TASK INSTRUCTIONS:
Find every line in the records that holds the string "RoadRunnerExpress". Copy each one.
----- EXCERPTED DATA -----
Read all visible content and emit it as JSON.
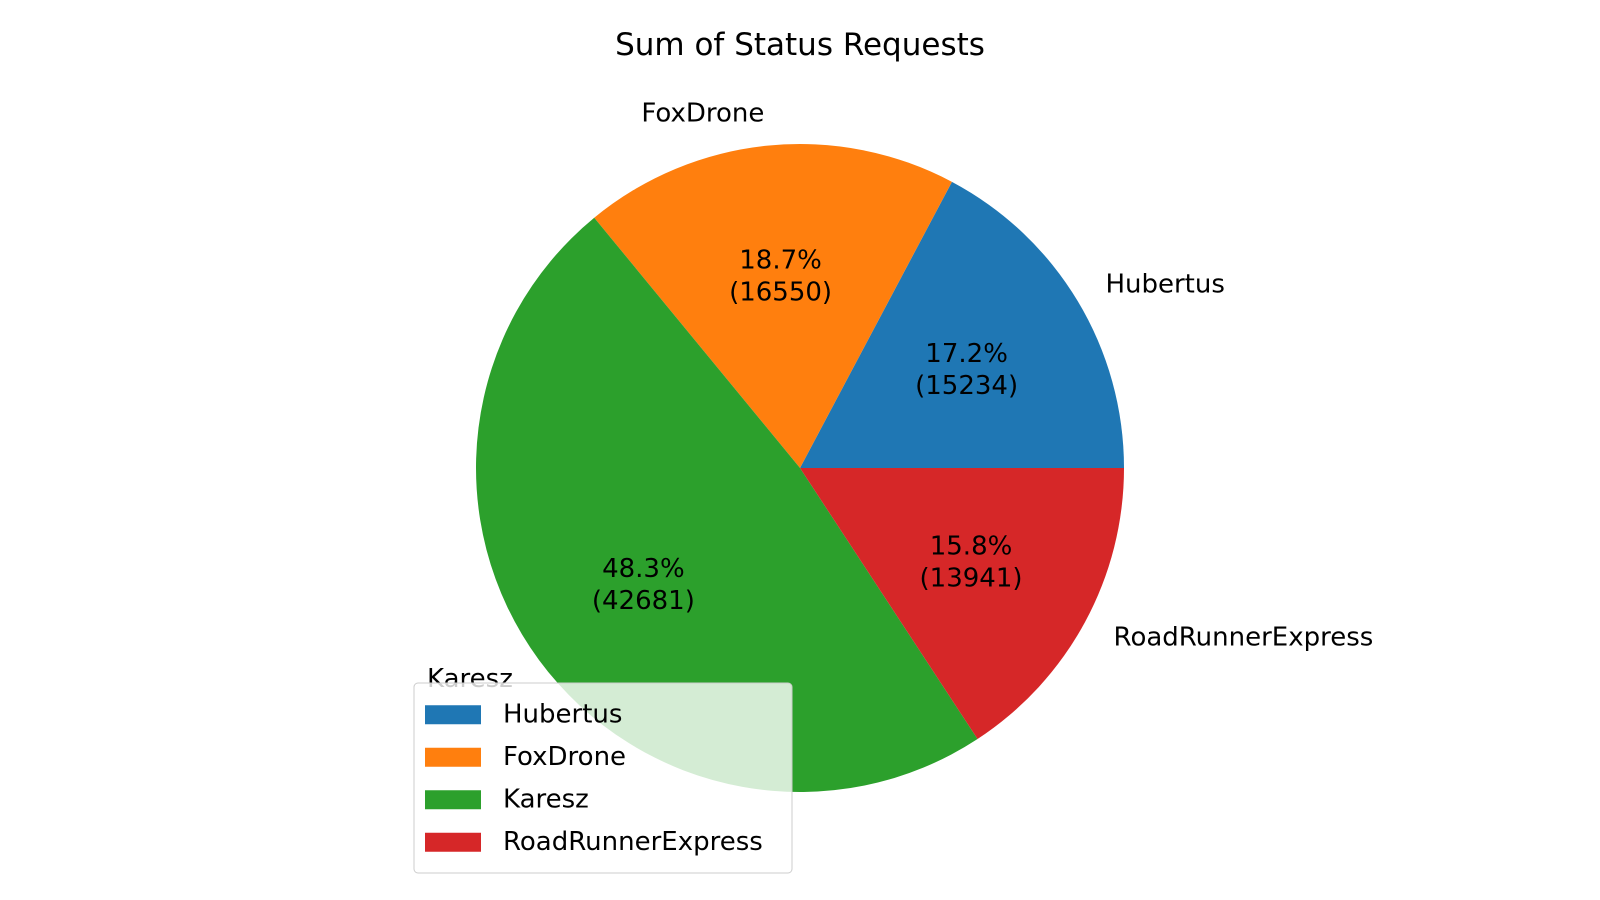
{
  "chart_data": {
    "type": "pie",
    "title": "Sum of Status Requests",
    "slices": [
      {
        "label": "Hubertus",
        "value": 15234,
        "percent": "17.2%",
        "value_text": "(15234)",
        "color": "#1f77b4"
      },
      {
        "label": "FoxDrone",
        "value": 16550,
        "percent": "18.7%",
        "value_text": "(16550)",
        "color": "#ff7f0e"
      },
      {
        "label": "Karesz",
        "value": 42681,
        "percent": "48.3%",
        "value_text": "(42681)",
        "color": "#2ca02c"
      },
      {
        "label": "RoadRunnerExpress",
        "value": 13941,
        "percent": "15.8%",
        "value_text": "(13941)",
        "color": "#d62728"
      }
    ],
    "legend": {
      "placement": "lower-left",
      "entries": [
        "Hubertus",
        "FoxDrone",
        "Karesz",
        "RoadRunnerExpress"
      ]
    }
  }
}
-----
----- EXCERPTED DATA -----
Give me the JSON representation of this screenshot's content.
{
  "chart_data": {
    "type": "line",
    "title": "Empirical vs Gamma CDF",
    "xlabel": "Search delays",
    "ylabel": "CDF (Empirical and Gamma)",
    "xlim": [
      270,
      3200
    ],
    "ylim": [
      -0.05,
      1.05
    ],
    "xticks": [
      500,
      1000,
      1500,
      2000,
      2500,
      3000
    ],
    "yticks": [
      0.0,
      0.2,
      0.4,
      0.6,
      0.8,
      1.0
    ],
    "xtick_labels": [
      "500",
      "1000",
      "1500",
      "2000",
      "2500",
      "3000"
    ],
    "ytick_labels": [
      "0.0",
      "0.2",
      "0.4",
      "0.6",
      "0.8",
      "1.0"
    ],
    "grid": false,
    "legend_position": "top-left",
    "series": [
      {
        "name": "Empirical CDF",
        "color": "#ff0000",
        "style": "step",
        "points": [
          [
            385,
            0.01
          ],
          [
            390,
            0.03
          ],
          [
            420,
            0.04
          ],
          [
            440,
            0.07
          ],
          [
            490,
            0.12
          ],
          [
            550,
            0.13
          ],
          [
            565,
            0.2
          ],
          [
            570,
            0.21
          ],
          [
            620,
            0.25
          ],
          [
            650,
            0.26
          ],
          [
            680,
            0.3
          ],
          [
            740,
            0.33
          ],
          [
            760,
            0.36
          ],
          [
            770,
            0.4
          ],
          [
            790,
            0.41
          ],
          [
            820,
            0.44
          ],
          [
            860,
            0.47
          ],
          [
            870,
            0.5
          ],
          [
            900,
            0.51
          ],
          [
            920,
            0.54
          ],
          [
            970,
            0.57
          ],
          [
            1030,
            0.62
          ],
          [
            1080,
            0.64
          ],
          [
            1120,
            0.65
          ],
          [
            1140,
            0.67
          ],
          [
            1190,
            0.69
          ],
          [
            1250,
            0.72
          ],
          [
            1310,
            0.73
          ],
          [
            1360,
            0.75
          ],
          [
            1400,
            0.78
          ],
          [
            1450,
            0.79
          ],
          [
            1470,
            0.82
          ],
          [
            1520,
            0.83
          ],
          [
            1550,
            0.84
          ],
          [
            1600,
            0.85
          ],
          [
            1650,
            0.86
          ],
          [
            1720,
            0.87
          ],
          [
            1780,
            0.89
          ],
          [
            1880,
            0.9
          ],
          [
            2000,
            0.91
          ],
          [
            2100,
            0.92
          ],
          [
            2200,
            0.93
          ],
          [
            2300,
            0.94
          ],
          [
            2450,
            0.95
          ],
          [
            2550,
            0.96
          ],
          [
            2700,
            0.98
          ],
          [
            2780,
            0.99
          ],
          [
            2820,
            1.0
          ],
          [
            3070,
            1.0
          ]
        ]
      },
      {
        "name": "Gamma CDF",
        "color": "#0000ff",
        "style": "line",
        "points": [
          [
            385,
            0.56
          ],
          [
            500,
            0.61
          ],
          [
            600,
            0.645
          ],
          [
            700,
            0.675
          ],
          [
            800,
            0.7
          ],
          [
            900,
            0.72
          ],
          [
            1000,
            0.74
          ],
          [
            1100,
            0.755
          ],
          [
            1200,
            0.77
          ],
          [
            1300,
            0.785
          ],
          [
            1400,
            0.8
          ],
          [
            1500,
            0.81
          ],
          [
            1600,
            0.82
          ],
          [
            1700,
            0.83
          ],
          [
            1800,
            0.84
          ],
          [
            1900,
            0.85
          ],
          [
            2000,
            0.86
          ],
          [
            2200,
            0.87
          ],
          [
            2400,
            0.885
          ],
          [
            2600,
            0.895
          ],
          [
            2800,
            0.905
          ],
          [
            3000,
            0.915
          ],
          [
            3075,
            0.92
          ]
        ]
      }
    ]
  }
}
-----
EXPECTED ANSWER:
        "label": "RoadRunnerExpress",
        "RoadRunnerExpress"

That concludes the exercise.